• [TASK DIRECTIONS]
Identify each line below that contains the word "Count", and copy it out.

• [WORKING DATA]
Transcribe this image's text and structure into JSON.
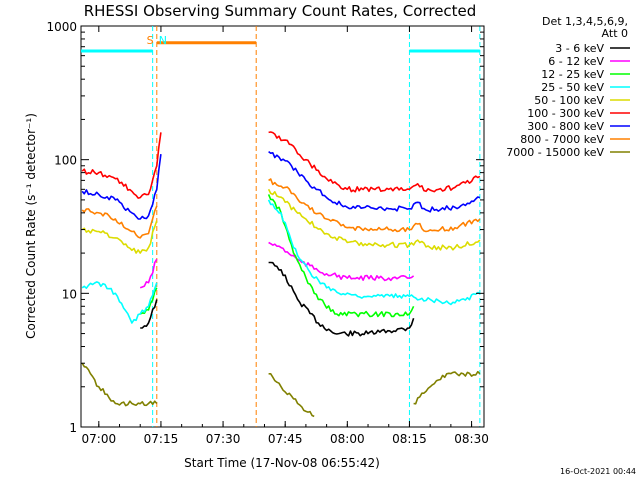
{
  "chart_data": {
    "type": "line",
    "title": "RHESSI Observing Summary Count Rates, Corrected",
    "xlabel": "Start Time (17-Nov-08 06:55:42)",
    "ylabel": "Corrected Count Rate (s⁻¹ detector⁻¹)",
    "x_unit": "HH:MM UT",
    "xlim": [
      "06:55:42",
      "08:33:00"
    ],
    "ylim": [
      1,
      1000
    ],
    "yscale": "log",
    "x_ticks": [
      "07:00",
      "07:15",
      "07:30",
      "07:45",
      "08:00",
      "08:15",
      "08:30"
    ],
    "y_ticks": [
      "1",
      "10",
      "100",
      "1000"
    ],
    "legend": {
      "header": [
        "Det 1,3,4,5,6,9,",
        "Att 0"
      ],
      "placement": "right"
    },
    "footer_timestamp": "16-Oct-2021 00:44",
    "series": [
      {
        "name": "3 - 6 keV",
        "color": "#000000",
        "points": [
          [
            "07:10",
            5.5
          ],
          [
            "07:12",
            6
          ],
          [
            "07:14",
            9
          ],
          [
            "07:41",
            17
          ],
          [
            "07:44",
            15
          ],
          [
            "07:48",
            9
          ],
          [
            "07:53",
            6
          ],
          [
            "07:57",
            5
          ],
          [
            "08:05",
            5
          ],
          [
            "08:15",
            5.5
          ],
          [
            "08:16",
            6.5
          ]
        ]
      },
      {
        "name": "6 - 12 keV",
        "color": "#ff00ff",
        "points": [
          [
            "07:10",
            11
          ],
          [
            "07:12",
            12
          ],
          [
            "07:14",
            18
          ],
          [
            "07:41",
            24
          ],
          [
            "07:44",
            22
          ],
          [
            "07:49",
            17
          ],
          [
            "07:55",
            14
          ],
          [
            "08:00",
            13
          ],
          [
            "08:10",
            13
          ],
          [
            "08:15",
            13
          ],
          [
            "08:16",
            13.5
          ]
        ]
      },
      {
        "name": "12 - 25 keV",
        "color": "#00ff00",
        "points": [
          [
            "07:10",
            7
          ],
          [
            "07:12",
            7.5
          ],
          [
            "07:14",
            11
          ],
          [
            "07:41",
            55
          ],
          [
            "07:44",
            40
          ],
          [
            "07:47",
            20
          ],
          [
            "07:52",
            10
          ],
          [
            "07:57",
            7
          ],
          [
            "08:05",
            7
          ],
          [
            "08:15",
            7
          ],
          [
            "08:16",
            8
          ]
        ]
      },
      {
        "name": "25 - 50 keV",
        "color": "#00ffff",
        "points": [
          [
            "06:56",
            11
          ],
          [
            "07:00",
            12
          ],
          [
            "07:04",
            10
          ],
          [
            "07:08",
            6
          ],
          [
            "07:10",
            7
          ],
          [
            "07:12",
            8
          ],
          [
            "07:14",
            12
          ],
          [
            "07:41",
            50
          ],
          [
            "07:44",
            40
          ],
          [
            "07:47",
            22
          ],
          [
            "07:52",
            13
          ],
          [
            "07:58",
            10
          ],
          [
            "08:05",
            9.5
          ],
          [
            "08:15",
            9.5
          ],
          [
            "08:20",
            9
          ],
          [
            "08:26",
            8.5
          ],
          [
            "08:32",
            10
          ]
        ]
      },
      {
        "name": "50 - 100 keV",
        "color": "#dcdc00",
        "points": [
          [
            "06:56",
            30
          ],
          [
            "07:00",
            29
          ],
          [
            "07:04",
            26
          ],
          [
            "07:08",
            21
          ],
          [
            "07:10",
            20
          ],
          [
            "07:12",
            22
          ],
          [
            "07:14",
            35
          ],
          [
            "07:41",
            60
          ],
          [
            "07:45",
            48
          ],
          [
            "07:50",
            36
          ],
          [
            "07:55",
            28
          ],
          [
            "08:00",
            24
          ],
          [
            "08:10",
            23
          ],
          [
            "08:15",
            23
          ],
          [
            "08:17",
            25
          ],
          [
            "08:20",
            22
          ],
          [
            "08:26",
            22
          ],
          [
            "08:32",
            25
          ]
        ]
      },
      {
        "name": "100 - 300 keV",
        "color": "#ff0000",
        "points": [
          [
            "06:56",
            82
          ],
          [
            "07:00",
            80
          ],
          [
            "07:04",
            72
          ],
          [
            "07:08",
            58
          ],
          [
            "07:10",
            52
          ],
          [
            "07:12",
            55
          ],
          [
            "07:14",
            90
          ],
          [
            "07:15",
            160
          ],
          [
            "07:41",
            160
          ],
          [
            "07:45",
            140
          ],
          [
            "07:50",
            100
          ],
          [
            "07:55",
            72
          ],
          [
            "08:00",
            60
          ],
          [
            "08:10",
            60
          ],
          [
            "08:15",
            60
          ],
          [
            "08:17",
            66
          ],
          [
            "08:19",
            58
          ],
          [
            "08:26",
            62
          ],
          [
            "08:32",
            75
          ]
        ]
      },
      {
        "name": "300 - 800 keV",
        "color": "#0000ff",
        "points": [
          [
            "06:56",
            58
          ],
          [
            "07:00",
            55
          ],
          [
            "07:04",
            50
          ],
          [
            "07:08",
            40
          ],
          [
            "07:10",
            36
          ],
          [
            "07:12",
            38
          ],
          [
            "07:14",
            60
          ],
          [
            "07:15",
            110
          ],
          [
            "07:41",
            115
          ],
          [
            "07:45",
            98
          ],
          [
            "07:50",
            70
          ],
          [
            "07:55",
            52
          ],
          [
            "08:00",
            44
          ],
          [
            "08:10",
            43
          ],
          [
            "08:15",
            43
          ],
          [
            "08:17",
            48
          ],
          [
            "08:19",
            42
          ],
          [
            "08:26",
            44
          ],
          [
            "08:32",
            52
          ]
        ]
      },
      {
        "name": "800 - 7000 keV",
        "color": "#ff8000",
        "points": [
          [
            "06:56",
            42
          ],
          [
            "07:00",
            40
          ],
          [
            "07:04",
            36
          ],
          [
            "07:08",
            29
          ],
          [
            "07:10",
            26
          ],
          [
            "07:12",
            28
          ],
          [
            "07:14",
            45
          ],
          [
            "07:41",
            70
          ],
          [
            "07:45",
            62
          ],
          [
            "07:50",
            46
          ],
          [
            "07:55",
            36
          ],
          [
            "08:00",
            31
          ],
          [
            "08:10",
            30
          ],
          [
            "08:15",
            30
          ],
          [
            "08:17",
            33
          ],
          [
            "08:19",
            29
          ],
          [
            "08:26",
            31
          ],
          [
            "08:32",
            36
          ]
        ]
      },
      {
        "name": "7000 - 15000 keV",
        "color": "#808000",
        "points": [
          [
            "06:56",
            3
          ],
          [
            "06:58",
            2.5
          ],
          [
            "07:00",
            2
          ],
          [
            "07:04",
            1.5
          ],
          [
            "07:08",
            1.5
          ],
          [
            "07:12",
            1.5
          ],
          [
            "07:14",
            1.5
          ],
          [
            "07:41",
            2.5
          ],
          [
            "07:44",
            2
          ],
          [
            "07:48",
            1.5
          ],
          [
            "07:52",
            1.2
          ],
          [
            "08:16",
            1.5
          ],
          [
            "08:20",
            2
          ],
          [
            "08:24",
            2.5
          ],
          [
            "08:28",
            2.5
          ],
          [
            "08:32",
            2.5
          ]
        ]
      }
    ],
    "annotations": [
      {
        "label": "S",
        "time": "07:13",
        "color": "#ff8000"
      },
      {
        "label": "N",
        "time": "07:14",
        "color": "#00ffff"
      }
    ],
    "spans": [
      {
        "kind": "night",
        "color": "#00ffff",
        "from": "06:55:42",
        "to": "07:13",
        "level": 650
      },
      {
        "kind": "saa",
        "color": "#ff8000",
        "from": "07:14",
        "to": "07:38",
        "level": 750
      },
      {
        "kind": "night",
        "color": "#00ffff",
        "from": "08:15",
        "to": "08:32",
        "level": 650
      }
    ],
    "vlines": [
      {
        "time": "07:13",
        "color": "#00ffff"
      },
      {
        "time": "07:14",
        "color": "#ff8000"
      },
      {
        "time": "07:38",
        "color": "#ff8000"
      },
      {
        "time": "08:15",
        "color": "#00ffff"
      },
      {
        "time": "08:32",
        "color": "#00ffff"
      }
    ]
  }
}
==
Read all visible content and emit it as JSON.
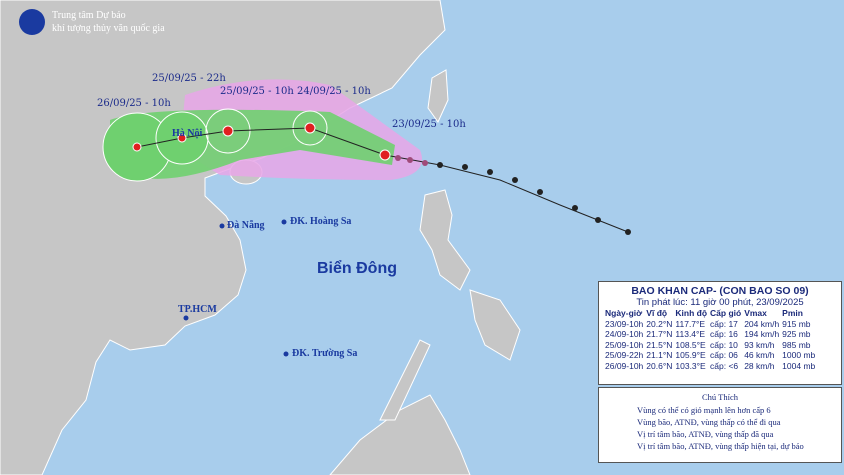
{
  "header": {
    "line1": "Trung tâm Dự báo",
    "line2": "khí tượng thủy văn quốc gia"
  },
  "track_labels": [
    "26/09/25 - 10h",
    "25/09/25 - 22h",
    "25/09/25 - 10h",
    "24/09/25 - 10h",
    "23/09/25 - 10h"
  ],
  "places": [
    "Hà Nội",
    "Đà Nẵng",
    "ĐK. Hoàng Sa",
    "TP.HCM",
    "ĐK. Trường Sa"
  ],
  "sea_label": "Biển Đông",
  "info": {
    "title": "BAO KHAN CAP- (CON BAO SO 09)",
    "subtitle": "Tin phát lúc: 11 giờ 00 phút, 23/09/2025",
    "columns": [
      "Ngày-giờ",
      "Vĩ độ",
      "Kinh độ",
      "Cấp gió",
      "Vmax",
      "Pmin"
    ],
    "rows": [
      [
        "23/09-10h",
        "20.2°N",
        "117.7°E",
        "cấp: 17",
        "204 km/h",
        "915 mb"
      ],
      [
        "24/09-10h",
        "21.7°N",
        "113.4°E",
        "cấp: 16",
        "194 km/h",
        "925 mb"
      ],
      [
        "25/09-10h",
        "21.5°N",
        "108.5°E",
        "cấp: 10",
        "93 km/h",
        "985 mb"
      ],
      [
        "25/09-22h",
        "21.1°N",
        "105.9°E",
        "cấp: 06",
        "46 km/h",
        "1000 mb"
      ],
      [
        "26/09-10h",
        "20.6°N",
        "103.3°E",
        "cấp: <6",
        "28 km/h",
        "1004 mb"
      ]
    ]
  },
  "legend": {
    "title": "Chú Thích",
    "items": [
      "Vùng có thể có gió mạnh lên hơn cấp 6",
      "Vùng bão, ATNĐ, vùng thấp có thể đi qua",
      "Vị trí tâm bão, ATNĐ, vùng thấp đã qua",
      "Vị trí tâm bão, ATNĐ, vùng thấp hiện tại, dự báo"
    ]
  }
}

• [COMPLETE ANSWER]
    "title": "RHESSI Observing Summary Count Rates, Corrected",
    "ylabel": "Corrected Count Rate (s⁻¹ detector⁻¹)",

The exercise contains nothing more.